### [WHAT YOU HAVE TO DO]
Write each line out again exactly as written.

### [INFORMATION PROVIDED]
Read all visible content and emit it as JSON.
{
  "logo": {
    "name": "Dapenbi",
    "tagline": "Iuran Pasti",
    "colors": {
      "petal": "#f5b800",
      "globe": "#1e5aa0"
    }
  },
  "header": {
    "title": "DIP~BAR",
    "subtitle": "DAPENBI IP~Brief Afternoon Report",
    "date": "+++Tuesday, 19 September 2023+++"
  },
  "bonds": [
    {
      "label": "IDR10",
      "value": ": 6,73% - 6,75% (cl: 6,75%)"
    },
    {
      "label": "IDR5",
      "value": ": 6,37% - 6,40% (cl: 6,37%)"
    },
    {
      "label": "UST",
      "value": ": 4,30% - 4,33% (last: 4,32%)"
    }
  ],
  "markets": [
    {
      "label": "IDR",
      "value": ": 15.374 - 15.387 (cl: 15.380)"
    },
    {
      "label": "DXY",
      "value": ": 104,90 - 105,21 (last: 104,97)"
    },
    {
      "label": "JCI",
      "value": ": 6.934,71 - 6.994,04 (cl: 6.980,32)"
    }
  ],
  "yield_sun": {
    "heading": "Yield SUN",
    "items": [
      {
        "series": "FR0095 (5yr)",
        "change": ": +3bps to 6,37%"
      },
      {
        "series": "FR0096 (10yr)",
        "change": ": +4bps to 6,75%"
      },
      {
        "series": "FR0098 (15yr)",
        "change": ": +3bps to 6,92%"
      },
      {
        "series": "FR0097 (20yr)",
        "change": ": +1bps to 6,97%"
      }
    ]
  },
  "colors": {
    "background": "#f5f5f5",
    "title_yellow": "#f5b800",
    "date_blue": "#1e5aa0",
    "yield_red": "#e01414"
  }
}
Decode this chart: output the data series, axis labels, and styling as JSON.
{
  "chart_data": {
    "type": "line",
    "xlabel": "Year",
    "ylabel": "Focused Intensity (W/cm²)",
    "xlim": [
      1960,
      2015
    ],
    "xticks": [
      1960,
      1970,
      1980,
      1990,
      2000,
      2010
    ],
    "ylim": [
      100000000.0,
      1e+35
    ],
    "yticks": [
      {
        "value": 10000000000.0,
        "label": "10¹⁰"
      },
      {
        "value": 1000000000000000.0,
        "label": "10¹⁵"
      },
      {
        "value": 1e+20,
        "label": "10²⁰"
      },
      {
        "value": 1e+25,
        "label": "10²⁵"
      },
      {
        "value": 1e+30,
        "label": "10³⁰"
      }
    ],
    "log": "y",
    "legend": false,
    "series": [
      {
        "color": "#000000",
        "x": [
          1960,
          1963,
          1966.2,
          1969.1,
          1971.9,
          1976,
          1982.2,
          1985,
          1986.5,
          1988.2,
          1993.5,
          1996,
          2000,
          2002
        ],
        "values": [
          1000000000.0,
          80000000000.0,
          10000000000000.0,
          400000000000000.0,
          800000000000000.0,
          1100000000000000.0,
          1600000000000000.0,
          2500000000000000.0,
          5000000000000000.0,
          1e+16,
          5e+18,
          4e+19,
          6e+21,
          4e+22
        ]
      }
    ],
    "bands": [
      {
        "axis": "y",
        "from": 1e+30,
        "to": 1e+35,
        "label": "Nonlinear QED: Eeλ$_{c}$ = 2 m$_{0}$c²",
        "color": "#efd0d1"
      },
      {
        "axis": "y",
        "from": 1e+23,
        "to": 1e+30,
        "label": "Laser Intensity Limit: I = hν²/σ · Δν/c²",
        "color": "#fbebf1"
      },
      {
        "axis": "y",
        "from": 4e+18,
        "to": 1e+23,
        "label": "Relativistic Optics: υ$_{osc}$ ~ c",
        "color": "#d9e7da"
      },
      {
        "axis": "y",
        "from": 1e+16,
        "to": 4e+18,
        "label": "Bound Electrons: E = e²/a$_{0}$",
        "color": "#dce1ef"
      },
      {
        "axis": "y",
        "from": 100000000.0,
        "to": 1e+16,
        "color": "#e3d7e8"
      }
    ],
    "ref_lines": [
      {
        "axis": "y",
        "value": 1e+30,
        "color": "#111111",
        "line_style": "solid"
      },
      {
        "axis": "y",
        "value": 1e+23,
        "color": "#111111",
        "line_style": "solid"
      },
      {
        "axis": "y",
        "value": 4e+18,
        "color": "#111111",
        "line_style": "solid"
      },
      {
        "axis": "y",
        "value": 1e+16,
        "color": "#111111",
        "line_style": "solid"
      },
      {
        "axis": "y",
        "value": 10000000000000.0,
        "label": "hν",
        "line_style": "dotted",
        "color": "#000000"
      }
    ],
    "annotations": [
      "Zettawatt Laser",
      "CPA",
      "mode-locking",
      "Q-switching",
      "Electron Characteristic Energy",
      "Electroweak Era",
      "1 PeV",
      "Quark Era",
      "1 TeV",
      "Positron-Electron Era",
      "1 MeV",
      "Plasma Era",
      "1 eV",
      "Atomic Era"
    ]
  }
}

### [THE OUTPUT]
Read all visible content and emit it as JSON.
{
  "logo": {
    "name": "Dapenbi",
    "tagline": "Iuran Pasti",
    "colors": {
      "petal": "#f5b800",
      "globe": "#1e5aa0"
    }
  },
  "header": {
    "title": "DIP~BAR",
    "subtitle": "DAPENBI IP~Brief Afternoon Report",
    "date": "+++Tuesday, 19 September 2023+++"
  },
  "bonds": [
    {
      "label": "IDR10",
      "value": ": 6,73% - 6,75% (cl: 6,75%)"
    },
    {
      "label": "IDR5",
      "value": ": 6,37% - 6,40% (cl: 6,37%)"
    },
    {
      "label": "UST",
      "value": ": 4,30% - 4,33% (last: 4,32%)"
    }
  ],
  "markets": [
    {
      "label": "IDR",
      "value": ": 15.374 - 15.387 (cl: 15.380)"
    },
    {
      "label": "DXY",
      "value": ": 104,90 - 105,21 (last: 104,97)"
    },
    {
      "label": "JCI",
      "value": ": 6.934,71 - 6.994,04 (cl: 6.980,32)"
    }
  ],
  "yield_sun": {
    "heading": "Yield SUN",
    "items": [
      {
        "series": "FR0095 (5yr)",
        "change": ": +3bps to 6,37%"
      },
      {
        "series": "FR0096 (10yr)",
        "change": ": +4bps to 6,75%"
      },
      {
        "series": "FR0098 (15yr)",
        "change": ": +3bps to 6,92%"
      },
      {
        "series": "FR0097 (20yr)",
        "change": ": +1bps to 6,97%"
      }
    ]
  },
  "colors": {
    "background": "#f5f5f5",
    "title_yellow": "#f5b800",
    "date_blue": "#1e5aa0",
    "yield_red": "#e01414"
  }
}
Decode this chart: output the data series, axis labels, and styling as JSON.
{
  "chart_data": {
    "type": "line",
    "xlabel": "Year",
    "ylabel": "Focused Intensity (W/cm²)",
    "xlim": [
      1960,
      2015
    ],
    "xticks": [
      1960,
      1970,
      1980,
      1990,
      2000,
      2010
    ],
    "ylim": [
      100000000.0,
      1e+35
    ],
    "yticks": [
      {
        "value": 10000000000.0,
        "label": "10¹⁰"
      },
      {
        "value": 1000000000000000.0,
        "label": "10¹⁵"
      },
      {
        "value": 1e+20,
        "label": "10²⁰"
      },
      {
        "value": 1e+25,
        "label": "10²⁵"
      },
      {
        "value": 1e+30,
        "label": "10³⁰"
      }
    ],
    "log": "y",
    "legend": false,
    "series": [
      {
        "color": "#000000",
        "x": [
          1960,
          1963,
          1966.2,
          1969.1,
          1971.9,
          1976,
          1982.2,
          1985,
          1986.5,
          1988.2,
          1993.5,
          1996,
          2000,
          2002
        ],
        "values": [
          1000000000.0,
          80000000000.0,
          10000000000000.0,
          400000000000000.0,
          800000000000000.0,
          1100000000000000.0,
          1600000000000000.0,
          2500000000000000.0,
          5000000000000000.0,
          1e+16,
          5e+18,
          4e+19,
          6e+21,
          4e+22
        ]
      }
    ],
    "bands": [
      {
        "axis": "y",
        "from": 1e+30,
        "to": 1e+35,
        "label": "Nonlinear QED: Eeλ$_{c}$ = 2 m$_{0}$c²",
        "color": "#efd0d1"
      },
      {
        "axis": "y",
        "from": 1e+23,
        "to": 1e+30,
        "label": "Laser Intensity Limit: I = hν²/σ · Δν/c²",
        "color": "#fbebf1"
      },
      {
        "axis": "y",
        "from": 4e+18,
        "to": 1e+23,
        "label": "Relativistic Optics: υ$_{osc}$ ~ c",
        "color": "#d9e7da"
      },
      {
        "axis": "y",
        "from": 1e+16,
        "to": 4e+18,
        "label": "Bound Electrons: E = e²/a$_{0}$",
        "color": "#dce1ef"
      },
      {
        "axis": "y",
        "from": 100000000.0,
        "to": 1e+16,
        "color": "#e3d7e8"
      }
    ],
    "ref_lines": [
      {
        "axis": "y",
        "value": 1e+30,
        "color": "#111111",
        "line_style": "solid"
      },
      {
        "axis": "y",
        "value": 1e+23,
        "color": "#111111",
        "line_style": "solid"
      },
      {
        "axis": "y",
        "value": 4e+18,
        "color": "#111111",
        "line_style": "solid"
      },
      {
        "axis": "y",
        "value": 1e+16,
        "color": "#111111",
        "line_style": "solid"
      },
      {
        "axis": "y",
        "value": 10000000000000.0,
        "label": "hν",
        "line_style": "dotted",
        "color": "#000000"
      }
    ],
    "annotations": [
      "Zettawatt Laser",
      "CPA",
      "mode-locking",
      "Q-switching",
      "Electron Characteristic Energy",
      "Electroweak Era",
      "1 PeV",
      "Quark Era",
      "1 TeV",
      "Positron-Electron Era",
      "1 MeV",
      "Plasma Era",
      "1 eV",
      "Atomic Era"
    ]
  }
}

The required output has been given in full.